● What is expected: The data must be returned in full and exactly as given.

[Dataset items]

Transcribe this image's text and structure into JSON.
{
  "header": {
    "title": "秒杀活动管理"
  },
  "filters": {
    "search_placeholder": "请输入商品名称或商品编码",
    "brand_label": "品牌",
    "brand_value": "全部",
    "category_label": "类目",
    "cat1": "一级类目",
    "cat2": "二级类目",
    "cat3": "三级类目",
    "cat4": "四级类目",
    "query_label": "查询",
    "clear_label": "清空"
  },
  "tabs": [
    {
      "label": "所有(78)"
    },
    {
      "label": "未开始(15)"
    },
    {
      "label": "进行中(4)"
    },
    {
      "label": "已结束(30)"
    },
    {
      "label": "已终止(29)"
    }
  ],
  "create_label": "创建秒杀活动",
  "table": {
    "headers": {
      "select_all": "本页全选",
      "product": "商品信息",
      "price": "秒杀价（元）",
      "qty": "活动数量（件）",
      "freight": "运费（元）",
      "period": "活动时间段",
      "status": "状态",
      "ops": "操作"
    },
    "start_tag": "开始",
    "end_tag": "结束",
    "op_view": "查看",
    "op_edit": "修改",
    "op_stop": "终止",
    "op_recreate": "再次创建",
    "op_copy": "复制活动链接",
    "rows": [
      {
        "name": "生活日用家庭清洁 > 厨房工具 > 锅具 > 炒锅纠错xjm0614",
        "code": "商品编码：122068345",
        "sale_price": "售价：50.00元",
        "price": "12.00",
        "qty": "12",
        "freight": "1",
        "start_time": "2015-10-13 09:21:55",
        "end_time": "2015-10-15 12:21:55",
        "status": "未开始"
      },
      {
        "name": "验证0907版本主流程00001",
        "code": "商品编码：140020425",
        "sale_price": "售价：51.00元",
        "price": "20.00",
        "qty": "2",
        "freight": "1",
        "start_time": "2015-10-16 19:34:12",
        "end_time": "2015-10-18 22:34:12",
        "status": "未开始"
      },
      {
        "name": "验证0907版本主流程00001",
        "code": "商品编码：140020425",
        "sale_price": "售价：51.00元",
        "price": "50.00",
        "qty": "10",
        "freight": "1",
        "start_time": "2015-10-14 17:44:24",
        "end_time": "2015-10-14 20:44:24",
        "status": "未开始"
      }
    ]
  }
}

● Solution to the exercise:
Transcribe this image's text and structure into JSON.
{
  "header": {
    "title": "秒杀活动管理"
  },
  "filters": {
    "search_placeholder": "请输入商品名称或商品编码",
    "brand_label": "品牌",
    "brand_value": "全部",
    "category_label": "类目",
    "cat1": "一级类目",
    "cat2": "二级类目",
    "cat3": "三级类目",
    "cat4": "四级类目",
    "query_label": "查询",
    "clear_label": "清空"
  },
  "tabs": [
    {
      "label": "所有(78)"
    },
    {
      "label": "未开始(15)"
    },
    {
      "label": "进行中(4)"
    },
    {
      "label": "已结束(30)"
    },
    {
      "label": "已终止(29)"
    }
  ],
  "create_label": "创建秒杀活动",
  "table": {
    "headers": {
      "select_all": "本页全选",
      "product": "商品信息",
      "price": "秒杀价（元）",
      "qty": "活动数量（件）",
      "freight": "运费（元）",
      "period": "活动时间段",
      "status": "状态",
      "ops": "操作"
    },
    "start_tag": "开始",
    "end_tag": "结束",
    "op_view": "查看",
    "op_edit": "修改",
    "op_stop": "终止",
    "op_recreate": "再次创建",
    "op_copy": "复制活动链接",
    "rows": [
      {
        "name": "生活日用家庭清洁 > 厨房工具 > 锅具 > 炒锅纠错xjm0614",
        "code": "商品编码：122068345",
        "sale_price": "售价：50.00元",
        "price": "12.00",
        "qty": "12",
        "freight": "1",
        "start_time": "2015-10-13 09:21:55",
        "end_time": "2015-10-15 12:21:55",
        "status": "未开始"
      },
      {
        "name": "验证0907版本主流程00001",
        "code": "商品编码：140020425",
        "sale_price": "售价：51.00元",
        "price": "20.00",
        "qty": "2",
        "freight": "1",
        "start_time": "2015-10-16 19:34:12",
        "end_time": "2015-10-18 22:34:12",
        "status": "未开始"
      },
      {
        "name": "验证0907版本主流程00001",
        "code": "商品编码：140020425",
        "sale_price": "售价：51.00元",
        "price": "50.00",
        "qty": "10",
        "freight": "1",
        "start_time": "2015-10-14 17:44:24",
        "end_time": "2015-10-14 20:44:24",
        "status": "未开始"
      }
    ]
  }
}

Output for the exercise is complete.